◆ **Requirement**
Tally up the lines below that include the word "работы". Answer with the number alone.

◆ **Material supplied**
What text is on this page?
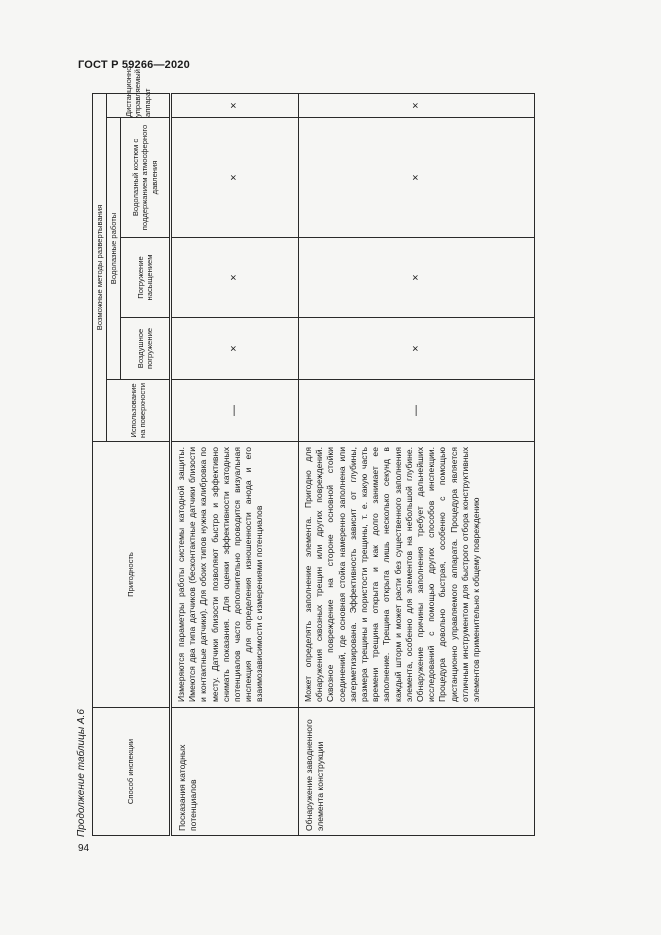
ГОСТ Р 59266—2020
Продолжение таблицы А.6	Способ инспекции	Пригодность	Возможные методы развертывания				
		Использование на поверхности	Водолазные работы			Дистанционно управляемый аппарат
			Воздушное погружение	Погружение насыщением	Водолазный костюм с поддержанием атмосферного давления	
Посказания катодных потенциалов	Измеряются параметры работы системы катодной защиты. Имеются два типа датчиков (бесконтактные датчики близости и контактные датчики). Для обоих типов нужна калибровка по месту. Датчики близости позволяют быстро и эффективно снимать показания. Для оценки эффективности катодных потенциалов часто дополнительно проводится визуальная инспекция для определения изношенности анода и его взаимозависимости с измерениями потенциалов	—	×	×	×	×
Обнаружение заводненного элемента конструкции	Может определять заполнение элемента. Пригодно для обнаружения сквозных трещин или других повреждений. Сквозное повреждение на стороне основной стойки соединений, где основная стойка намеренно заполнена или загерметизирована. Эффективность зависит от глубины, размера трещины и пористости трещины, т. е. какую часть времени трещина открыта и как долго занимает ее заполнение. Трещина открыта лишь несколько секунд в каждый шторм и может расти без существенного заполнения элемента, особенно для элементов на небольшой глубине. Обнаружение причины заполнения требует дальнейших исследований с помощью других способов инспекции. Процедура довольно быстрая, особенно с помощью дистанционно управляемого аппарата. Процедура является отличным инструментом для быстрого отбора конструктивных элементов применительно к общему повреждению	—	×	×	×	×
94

◆ **Complete output**
2